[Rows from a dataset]
○ ○ ○ ○

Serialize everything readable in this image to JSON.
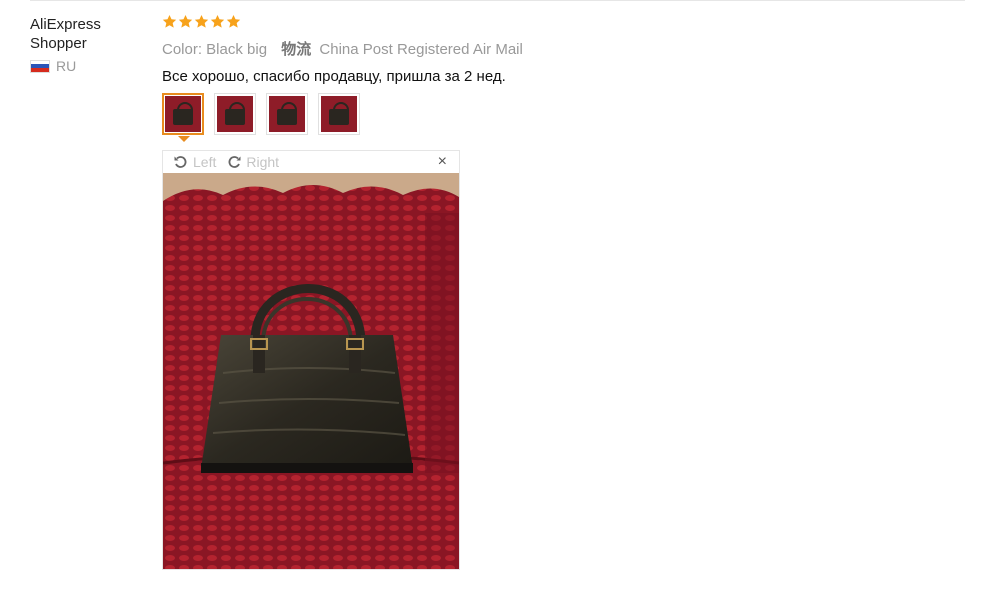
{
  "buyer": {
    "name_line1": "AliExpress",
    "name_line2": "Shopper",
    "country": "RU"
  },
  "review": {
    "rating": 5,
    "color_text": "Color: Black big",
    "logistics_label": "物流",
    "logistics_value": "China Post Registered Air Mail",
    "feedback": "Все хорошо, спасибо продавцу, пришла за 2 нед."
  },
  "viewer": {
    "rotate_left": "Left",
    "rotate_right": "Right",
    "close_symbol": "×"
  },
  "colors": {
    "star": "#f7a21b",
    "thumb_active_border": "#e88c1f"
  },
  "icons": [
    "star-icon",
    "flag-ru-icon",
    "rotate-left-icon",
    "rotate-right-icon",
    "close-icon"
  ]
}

○ ○ ○ ○

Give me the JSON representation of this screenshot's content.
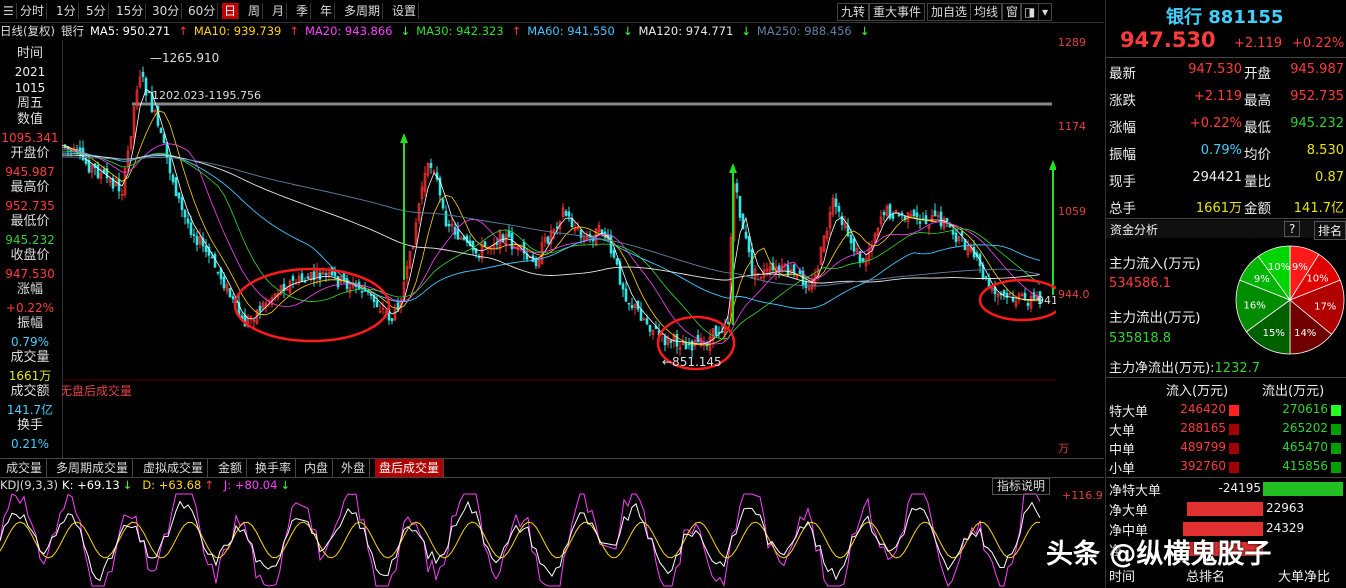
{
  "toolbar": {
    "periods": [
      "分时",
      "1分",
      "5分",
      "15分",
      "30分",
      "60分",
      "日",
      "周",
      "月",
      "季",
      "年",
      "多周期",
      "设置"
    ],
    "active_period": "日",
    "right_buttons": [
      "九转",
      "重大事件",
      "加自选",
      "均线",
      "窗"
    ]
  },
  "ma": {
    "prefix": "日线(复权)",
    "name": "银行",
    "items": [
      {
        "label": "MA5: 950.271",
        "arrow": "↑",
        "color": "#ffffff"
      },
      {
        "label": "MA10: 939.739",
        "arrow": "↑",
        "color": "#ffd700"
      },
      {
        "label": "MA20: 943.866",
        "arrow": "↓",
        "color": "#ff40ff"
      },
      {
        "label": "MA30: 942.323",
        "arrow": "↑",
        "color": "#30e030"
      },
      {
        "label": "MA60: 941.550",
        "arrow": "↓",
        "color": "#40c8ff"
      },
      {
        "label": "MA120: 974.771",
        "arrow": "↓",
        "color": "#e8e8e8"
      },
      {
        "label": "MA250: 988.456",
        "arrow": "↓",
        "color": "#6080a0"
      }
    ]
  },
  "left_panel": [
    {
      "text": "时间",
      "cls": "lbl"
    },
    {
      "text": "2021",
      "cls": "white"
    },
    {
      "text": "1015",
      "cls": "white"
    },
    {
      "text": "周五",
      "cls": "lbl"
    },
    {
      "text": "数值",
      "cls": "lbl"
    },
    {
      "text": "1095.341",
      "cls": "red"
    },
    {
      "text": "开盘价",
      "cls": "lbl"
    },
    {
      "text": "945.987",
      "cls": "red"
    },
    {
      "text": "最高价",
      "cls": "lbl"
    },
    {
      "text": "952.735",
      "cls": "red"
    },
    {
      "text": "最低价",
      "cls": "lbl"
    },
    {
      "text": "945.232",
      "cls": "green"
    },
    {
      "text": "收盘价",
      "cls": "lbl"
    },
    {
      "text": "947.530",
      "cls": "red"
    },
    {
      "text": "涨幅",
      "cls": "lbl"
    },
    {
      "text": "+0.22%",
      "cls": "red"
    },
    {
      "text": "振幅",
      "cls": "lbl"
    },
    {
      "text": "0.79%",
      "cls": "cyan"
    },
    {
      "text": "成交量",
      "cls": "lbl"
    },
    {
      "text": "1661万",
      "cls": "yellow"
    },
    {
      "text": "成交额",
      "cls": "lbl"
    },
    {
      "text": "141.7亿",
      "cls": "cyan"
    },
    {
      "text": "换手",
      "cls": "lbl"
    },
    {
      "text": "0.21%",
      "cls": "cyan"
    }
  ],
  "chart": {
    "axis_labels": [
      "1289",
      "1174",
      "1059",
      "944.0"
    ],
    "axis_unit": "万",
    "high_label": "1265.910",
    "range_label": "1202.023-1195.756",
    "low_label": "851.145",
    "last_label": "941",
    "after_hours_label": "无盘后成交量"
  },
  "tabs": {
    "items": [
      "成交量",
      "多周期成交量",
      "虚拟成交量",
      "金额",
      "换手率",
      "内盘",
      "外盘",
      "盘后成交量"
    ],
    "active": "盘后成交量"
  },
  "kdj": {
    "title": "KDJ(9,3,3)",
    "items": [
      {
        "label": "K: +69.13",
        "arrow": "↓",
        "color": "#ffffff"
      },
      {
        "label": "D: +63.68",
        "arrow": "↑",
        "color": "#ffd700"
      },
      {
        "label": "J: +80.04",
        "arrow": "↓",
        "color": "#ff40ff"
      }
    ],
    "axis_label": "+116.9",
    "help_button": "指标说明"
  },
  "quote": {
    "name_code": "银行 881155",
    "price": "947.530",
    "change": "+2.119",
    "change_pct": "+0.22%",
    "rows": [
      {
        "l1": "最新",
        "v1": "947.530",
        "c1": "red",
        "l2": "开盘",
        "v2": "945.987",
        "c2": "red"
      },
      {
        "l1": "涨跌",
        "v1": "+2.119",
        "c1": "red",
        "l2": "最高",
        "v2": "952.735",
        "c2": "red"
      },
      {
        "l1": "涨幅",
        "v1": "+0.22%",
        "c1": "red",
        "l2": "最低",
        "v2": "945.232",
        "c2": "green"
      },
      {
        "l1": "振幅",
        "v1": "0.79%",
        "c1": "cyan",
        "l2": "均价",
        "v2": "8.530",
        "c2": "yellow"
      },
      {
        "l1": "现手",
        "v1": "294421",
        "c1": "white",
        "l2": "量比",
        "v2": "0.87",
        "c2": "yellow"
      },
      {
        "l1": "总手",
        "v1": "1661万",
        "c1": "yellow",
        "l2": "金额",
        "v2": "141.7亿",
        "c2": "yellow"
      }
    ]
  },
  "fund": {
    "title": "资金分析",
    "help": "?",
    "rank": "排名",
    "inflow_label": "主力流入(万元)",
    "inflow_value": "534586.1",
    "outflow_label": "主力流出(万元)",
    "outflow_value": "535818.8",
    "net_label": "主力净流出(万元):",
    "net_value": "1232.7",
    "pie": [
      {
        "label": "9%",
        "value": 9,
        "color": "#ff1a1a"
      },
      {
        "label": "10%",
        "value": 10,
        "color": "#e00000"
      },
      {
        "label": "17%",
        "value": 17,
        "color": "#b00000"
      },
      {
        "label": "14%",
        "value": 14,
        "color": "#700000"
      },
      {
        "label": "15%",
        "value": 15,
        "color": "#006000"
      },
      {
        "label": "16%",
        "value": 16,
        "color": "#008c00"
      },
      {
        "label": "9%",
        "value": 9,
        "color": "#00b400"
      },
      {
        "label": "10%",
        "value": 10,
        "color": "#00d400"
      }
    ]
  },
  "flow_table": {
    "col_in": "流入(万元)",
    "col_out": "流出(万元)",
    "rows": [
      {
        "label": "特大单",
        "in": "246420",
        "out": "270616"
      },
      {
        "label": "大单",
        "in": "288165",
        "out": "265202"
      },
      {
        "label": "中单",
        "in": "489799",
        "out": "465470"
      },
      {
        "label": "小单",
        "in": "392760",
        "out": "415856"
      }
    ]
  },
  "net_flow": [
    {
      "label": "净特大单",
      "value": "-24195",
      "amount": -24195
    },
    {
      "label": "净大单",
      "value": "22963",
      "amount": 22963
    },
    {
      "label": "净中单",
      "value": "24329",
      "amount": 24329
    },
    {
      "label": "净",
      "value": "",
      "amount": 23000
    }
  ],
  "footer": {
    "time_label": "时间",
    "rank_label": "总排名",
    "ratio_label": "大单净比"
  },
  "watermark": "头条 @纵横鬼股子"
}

○ ○ ○ ○

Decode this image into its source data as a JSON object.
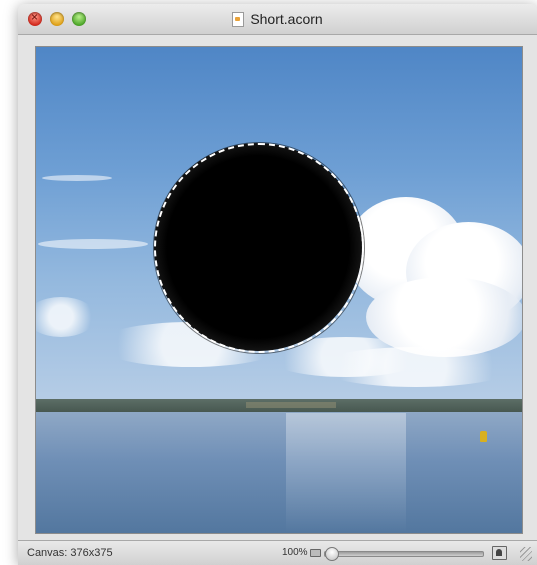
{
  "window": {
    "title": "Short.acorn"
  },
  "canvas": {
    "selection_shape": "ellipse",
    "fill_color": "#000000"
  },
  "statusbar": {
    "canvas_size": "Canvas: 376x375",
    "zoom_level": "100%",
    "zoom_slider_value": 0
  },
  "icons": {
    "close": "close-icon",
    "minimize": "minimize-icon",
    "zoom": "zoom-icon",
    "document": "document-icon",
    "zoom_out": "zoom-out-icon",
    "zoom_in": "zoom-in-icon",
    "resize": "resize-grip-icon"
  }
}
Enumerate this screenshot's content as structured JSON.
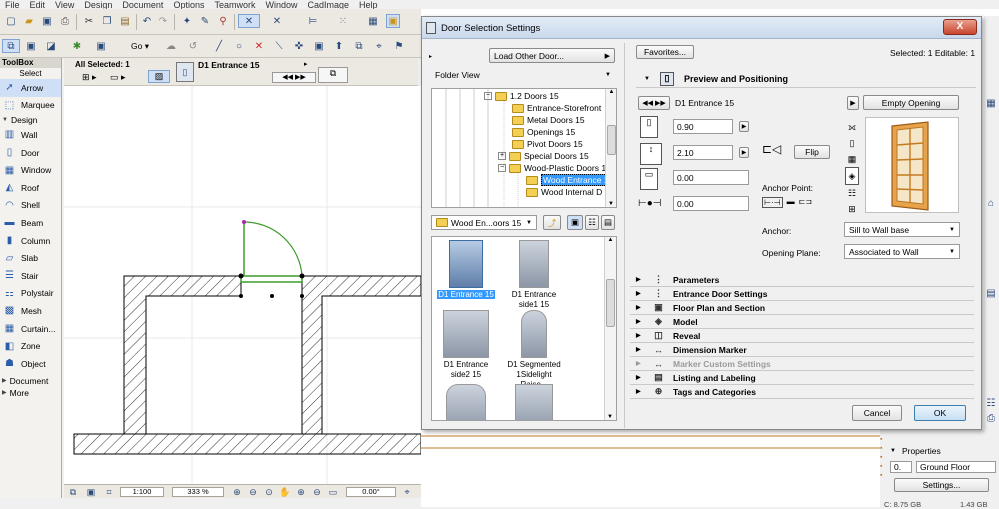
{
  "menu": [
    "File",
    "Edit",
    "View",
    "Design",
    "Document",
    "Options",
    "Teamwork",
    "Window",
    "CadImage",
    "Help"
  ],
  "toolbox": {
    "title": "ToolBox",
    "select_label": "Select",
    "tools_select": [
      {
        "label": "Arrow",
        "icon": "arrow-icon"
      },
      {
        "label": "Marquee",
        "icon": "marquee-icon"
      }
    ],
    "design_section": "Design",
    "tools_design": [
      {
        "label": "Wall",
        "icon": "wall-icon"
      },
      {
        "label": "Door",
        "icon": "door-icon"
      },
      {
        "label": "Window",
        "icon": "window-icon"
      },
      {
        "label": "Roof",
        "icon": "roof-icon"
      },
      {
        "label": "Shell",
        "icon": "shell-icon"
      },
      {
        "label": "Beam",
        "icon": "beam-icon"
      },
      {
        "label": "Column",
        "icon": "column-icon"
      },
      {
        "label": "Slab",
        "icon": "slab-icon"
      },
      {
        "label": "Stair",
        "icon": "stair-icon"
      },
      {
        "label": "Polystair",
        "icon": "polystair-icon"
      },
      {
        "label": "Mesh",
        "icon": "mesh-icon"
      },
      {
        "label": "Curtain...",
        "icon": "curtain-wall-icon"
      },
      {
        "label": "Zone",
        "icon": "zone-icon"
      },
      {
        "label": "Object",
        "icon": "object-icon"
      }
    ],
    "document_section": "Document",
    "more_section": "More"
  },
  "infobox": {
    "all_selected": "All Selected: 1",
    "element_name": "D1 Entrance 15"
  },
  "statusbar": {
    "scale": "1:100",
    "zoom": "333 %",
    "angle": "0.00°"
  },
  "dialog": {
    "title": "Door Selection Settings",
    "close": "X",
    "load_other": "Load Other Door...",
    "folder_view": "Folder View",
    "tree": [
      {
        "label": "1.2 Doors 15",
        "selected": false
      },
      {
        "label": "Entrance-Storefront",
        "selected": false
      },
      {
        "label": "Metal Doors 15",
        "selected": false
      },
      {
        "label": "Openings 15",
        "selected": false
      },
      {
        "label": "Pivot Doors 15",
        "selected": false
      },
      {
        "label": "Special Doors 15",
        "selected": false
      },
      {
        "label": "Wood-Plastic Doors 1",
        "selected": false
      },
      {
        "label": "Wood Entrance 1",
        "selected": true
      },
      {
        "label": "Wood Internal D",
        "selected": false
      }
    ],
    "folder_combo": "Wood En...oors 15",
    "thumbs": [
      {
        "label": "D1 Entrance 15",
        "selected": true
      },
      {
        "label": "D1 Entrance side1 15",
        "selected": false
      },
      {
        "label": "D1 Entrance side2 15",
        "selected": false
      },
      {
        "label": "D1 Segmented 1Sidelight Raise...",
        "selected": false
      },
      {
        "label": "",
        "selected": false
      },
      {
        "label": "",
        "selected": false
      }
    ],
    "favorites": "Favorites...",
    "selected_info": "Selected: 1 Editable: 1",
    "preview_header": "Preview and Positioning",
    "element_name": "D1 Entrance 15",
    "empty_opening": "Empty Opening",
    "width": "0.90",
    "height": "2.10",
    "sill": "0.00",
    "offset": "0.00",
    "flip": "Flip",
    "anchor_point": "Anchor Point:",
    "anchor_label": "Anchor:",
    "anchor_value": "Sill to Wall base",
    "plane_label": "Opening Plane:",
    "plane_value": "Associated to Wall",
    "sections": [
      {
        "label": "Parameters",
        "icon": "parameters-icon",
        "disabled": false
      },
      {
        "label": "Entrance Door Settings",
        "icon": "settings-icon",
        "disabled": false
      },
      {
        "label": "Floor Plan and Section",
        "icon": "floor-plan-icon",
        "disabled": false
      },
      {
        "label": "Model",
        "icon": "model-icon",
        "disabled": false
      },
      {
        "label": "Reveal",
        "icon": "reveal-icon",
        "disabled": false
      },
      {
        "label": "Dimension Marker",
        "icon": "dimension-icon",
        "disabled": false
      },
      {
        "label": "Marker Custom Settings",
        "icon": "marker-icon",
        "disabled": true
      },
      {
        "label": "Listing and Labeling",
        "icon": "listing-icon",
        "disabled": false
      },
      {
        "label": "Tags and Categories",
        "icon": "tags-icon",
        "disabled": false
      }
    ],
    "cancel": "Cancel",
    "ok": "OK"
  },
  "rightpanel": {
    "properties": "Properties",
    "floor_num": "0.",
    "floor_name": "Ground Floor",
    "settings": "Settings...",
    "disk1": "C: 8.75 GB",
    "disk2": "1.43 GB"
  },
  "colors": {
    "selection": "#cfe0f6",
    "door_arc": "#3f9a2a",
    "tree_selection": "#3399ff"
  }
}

○ ○ ○ ○

▶ Work instructions: Filter the listing for the word "screenshot" and copy every line that holds it.

▶ Worked solution:
Give me the JSON representation of this screenshot's content.
Enumerate this screenshot's content as structured JSON.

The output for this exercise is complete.